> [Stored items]
<<<<
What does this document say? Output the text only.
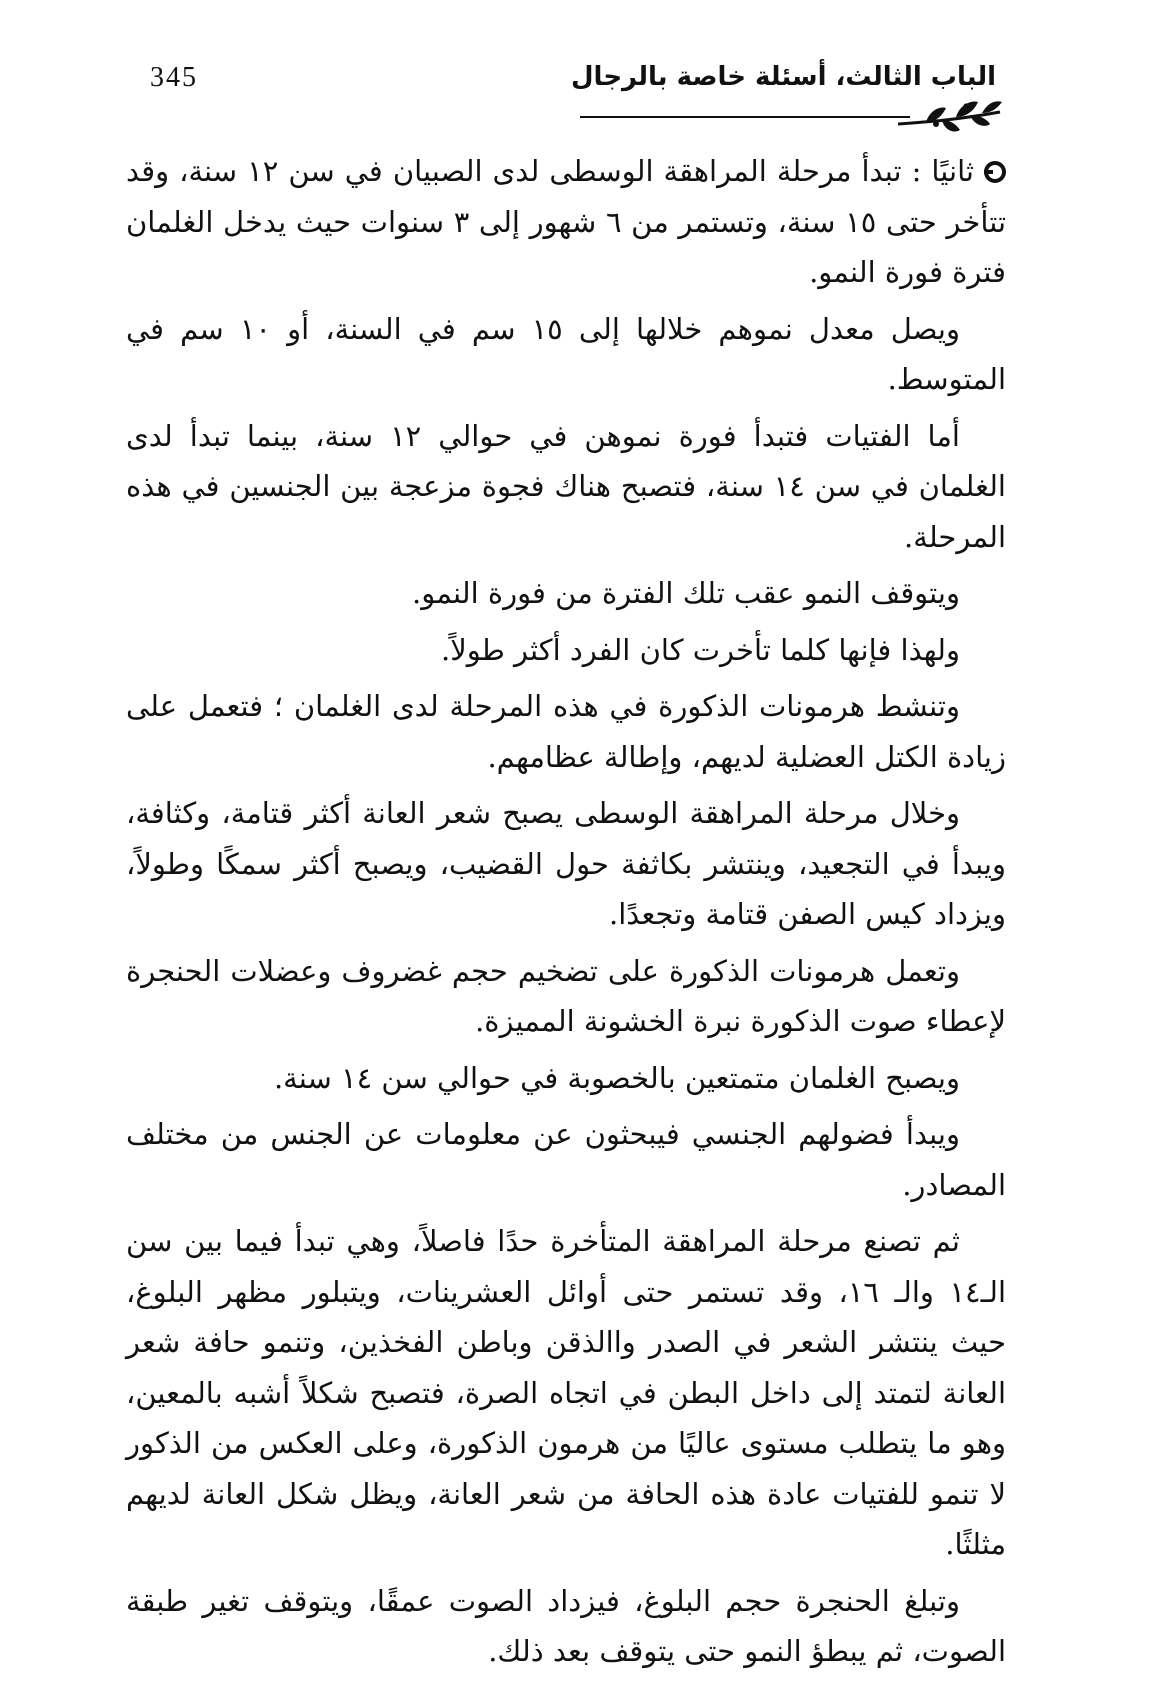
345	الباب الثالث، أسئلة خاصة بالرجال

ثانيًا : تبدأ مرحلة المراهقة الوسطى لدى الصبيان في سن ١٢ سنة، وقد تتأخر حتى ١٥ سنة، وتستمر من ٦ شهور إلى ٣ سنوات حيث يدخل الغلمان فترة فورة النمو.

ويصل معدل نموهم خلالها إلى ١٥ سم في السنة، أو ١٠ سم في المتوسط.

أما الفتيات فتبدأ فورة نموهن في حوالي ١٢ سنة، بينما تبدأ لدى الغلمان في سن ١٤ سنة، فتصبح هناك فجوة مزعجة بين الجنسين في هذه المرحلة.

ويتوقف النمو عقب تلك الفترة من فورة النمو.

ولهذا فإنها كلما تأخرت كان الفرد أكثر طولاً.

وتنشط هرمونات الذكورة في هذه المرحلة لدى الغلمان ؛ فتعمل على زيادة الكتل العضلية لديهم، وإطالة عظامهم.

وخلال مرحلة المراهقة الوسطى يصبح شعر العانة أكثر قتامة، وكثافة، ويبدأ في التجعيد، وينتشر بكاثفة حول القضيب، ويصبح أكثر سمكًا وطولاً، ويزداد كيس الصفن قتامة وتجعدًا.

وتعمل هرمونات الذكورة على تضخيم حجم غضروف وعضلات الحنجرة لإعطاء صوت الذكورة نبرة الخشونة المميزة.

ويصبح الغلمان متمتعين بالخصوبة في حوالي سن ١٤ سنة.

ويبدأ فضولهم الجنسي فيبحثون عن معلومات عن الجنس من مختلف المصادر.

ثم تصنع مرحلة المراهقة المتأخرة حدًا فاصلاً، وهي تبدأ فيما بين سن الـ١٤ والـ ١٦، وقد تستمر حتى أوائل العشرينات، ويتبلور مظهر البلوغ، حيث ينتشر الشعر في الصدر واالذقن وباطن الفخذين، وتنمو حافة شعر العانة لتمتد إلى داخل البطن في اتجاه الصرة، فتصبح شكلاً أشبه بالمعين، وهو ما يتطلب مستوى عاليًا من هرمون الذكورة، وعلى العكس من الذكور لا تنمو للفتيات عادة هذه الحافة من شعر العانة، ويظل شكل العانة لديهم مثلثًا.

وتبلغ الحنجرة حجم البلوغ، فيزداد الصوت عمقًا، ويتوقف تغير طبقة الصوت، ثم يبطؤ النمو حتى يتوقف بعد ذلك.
>>>>
<<<<
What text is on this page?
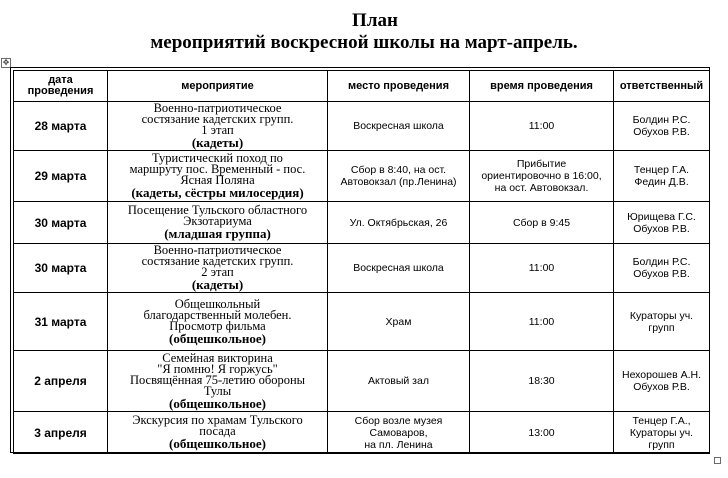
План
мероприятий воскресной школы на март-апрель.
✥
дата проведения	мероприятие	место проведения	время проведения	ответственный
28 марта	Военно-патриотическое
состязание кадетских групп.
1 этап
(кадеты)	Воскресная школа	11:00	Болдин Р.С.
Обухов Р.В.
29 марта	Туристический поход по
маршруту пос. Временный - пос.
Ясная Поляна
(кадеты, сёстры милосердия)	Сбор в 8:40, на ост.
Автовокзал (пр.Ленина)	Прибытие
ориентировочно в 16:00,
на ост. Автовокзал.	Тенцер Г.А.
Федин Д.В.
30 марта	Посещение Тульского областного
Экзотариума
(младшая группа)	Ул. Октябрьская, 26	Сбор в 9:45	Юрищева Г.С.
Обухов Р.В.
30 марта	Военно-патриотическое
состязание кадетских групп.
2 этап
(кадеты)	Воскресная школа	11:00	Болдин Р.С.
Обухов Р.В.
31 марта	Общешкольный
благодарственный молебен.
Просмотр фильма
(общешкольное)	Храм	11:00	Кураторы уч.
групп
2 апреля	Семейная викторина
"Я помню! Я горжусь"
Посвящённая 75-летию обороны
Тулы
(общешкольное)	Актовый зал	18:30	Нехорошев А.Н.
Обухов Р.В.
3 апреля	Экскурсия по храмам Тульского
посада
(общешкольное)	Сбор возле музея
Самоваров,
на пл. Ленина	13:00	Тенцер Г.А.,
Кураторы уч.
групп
>>>>
> [DIRECTIONS] Copy in full each line that holds the word "патриотическое".

> [WRITTEN REPLY]
28 марта	Военно-патриотическое
30 марта	Военно-патриотическое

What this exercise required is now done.